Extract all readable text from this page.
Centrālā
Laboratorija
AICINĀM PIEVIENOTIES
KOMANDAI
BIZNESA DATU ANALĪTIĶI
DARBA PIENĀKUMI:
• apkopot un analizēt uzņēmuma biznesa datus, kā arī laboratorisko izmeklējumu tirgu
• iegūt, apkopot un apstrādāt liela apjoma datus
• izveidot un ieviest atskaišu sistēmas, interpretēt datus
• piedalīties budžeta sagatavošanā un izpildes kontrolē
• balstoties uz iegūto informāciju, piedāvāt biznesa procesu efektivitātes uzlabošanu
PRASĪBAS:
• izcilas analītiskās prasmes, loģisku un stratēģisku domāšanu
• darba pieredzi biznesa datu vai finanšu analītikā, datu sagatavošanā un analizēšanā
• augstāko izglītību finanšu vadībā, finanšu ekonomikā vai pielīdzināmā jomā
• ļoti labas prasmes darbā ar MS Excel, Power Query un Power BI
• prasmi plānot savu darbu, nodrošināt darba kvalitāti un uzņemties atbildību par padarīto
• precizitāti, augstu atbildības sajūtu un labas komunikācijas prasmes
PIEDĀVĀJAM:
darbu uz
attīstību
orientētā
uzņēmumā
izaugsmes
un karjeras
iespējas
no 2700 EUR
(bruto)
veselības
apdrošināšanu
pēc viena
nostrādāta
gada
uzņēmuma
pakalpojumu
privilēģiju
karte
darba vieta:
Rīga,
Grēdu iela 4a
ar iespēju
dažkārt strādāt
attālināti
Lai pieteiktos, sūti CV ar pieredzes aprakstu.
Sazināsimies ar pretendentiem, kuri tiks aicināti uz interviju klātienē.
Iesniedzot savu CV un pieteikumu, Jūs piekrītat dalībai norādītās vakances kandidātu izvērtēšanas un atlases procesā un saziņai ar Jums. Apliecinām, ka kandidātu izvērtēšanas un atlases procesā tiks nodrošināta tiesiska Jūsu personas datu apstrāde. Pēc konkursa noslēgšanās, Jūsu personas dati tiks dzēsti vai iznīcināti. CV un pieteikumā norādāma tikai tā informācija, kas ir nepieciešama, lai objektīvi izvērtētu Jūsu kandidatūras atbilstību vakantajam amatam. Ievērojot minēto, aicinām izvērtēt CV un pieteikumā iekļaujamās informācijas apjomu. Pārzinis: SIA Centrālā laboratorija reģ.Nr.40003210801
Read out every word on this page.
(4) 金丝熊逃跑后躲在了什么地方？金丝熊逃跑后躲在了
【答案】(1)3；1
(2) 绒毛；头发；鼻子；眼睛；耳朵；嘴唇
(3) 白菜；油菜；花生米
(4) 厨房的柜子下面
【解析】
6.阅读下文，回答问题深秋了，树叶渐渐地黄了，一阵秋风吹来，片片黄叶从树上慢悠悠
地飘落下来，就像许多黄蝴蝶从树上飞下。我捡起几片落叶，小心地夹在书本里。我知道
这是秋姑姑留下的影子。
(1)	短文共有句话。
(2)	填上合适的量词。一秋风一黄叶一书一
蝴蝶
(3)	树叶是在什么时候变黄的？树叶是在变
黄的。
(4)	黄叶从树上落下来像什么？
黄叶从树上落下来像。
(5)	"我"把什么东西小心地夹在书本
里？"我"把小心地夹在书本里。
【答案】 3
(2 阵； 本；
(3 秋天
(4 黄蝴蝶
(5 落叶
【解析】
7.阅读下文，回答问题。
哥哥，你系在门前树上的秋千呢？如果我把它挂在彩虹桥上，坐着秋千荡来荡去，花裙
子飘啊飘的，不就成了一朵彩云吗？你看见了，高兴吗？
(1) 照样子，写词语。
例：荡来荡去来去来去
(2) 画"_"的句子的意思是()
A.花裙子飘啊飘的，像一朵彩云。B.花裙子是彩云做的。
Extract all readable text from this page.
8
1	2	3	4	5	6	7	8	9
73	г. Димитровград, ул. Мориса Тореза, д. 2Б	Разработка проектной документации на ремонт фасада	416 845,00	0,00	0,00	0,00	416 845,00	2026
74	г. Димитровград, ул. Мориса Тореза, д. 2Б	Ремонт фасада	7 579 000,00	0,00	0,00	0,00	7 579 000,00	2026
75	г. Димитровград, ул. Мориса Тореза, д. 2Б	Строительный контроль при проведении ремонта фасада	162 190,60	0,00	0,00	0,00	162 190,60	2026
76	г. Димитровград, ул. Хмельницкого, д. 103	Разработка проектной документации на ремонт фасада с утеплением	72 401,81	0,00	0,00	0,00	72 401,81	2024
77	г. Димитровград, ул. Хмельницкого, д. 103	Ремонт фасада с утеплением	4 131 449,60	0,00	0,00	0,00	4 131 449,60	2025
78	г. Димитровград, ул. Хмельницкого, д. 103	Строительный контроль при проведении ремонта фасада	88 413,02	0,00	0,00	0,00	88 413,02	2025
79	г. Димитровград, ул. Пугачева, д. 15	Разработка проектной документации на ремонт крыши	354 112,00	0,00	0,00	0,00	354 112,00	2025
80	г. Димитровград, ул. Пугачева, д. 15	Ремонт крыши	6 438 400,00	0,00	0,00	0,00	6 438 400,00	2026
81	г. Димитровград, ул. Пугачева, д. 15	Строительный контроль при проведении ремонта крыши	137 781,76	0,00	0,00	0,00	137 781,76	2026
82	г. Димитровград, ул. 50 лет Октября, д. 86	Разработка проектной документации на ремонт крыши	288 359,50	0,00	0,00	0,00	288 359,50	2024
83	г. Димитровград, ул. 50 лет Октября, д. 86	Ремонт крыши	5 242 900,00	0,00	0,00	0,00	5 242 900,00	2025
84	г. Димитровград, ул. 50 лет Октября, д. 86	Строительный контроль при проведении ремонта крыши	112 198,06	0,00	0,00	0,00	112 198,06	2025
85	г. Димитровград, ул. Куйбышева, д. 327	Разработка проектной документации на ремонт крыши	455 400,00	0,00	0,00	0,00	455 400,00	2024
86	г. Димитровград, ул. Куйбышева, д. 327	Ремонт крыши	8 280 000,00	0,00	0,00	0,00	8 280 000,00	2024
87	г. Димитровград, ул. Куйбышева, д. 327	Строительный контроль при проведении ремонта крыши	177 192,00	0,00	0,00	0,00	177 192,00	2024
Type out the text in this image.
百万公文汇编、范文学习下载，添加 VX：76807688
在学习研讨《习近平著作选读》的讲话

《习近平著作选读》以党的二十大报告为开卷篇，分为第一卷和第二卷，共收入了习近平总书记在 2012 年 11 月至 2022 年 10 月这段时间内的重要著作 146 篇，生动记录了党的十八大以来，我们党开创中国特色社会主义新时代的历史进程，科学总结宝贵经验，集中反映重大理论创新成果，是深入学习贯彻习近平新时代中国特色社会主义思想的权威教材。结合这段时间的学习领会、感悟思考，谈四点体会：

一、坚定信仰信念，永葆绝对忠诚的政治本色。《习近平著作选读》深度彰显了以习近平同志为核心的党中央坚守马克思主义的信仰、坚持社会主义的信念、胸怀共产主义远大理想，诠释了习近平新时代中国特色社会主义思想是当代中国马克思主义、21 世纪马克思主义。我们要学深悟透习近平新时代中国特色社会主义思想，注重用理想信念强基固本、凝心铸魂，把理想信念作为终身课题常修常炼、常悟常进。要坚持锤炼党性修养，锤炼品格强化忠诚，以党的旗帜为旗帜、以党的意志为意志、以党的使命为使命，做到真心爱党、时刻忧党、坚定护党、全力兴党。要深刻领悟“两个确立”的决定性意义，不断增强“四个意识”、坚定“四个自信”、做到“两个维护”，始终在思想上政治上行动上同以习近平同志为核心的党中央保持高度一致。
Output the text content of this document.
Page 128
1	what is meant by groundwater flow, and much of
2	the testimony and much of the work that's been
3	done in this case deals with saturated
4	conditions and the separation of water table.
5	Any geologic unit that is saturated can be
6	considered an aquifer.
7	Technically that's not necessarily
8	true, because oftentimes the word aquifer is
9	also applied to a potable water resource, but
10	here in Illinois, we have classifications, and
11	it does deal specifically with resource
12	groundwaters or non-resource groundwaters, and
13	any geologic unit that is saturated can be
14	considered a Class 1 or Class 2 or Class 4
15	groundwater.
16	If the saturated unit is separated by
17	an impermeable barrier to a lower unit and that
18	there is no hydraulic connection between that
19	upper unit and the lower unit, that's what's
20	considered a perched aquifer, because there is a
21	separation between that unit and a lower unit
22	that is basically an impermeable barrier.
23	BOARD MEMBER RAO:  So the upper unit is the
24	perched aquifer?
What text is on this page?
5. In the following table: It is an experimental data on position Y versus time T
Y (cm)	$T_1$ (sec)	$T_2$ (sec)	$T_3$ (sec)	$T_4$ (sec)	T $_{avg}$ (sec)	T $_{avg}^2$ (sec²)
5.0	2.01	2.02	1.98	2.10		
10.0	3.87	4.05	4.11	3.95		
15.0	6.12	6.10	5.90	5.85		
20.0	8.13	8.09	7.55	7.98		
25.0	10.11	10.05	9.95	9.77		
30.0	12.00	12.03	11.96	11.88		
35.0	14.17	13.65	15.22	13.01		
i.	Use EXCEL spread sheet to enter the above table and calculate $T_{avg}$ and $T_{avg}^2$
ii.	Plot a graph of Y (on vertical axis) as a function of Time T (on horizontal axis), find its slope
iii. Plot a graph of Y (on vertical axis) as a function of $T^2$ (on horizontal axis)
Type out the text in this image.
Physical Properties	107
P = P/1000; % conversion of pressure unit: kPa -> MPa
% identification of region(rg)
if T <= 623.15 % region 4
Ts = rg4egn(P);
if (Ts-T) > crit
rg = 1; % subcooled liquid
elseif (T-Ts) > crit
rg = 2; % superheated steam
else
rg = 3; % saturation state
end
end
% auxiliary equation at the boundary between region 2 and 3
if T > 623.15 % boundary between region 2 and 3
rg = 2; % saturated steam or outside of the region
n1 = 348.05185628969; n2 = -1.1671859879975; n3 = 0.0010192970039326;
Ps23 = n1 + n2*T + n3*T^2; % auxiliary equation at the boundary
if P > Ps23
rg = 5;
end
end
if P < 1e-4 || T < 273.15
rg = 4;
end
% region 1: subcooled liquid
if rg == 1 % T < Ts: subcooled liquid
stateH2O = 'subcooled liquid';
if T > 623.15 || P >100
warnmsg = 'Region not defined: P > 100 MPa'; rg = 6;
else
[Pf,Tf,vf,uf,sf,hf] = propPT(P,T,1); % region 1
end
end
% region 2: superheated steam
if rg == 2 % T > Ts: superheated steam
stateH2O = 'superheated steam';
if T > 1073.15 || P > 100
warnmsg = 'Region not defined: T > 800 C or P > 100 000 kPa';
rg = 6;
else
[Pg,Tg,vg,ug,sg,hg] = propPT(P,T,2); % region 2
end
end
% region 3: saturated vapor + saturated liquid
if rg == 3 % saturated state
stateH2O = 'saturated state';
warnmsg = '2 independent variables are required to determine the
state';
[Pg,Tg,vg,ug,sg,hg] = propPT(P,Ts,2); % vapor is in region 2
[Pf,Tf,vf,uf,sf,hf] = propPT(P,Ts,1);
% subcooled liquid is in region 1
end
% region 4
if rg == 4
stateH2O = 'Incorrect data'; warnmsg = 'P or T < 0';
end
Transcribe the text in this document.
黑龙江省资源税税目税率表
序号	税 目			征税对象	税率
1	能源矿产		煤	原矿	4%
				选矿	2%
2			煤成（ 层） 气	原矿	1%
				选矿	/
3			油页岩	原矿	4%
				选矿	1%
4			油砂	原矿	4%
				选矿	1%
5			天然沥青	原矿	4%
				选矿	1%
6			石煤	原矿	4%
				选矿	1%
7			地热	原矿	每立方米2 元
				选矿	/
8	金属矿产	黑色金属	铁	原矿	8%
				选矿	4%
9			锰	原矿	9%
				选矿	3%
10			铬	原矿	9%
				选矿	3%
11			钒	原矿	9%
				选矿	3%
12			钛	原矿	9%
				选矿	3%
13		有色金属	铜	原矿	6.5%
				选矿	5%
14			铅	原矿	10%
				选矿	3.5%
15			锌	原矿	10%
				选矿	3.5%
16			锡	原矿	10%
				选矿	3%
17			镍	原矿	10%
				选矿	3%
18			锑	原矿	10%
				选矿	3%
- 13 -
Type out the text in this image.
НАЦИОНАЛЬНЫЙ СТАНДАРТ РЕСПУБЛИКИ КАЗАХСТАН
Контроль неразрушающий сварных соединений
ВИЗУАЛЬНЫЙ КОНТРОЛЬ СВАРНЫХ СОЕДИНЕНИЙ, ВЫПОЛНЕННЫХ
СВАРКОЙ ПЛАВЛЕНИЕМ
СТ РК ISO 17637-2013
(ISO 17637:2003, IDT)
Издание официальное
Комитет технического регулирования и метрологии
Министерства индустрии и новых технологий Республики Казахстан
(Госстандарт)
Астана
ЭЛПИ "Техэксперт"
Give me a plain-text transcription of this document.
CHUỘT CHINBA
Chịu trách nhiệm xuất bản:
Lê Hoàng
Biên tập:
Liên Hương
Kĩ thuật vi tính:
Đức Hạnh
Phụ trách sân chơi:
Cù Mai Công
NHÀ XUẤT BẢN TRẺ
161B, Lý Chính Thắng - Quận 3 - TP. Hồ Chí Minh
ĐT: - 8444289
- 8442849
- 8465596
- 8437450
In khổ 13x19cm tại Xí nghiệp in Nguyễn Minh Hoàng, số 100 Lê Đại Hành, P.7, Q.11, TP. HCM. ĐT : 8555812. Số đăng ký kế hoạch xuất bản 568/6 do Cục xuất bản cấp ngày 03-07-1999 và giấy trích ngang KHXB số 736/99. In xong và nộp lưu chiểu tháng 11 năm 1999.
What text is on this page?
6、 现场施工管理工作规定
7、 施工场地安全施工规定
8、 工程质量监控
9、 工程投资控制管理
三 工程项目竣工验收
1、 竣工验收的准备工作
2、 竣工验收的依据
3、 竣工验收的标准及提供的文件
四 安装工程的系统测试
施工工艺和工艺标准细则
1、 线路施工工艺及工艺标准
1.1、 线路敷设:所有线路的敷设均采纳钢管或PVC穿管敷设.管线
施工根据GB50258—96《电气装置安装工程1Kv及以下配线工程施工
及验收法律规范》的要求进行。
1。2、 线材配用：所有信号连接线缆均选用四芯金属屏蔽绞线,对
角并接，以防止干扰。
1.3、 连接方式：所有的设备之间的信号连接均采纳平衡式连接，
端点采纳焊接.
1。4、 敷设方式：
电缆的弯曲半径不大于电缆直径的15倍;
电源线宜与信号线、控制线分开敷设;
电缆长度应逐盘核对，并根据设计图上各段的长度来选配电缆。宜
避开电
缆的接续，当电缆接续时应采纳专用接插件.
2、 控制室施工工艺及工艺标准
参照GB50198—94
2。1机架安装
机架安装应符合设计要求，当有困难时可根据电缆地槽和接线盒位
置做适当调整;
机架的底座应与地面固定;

□ □ □ □ □

- **AIM**:
All lines in the data that contain the word "graph" should be copied.

- **THE ANSWER**:
ii.	Plot a graph of Y (on vertical axis) as a function of Time T (on horizontal axis), find its slope
iii. Plot a graph of Y (on vertical axis) as a function of $T^2$ (on horizontal axis)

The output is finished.